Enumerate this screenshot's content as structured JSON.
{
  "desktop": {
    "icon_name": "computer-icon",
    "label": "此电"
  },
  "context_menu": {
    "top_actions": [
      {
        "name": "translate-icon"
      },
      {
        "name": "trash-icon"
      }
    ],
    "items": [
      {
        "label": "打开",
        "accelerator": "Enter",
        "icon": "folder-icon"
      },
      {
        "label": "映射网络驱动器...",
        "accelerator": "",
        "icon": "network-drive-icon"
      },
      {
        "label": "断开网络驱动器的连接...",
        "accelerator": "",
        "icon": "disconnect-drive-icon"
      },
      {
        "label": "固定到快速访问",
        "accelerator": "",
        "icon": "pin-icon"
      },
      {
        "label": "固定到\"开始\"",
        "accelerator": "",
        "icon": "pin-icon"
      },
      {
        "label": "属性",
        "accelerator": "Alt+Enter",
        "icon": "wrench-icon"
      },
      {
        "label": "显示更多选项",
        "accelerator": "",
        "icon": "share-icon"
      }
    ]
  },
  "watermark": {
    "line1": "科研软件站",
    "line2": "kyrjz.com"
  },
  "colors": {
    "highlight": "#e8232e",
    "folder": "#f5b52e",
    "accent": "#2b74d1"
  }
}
▬▬▬
Repeat the material word for word, in full.

Enumerate this screenshot's content as structured JSON.
{
  "desktop": {
    "icon_name": "computer-icon",
    "label": "此电"
  },
  "context_menu": {
    "top_actions": [
      {
        "name": "translate-icon"
      },
      {
        "name": "trash-icon"
      }
    ],
    "items": [
      {
        "label": "打开",
        "accelerator": "Enter",
        "icon": "folder-icon"
      },
      {
        "label": "映射网络驱动器...",
        "accelerator": "",
        "icon": "network-drive-icon"
      },
      {
        "label": "断开网络驱动器的连接...",
        "accelerator": "",
        "icon": "disconnect-drive-icon"
      },
      {
        "label": "固定到快速访问",
        "accelerator": "",
        "icon": "pin-icon"
      },
      {
        "label": "固定到\"开始\"",
        "accelerator": "",
        "icon": "pin-icon"
      },
      {
        "label": "属性",
        "accelerator": "Alt+Enter",
        "icon": "wrench-icon"
      },
      {
        "label": "显示更多选项",
        "accelerator": "",
        "icon": "share-icon"
      }
    ]
  },
  "watermark": {
    "line1": "科研软件站",
    "line2": "kyrjz.com"
  },
  "colors": {
    "highlight": "#e8232e",
    "folder": "#f5b52e",
    "accent": "#2b74d1"
  }
}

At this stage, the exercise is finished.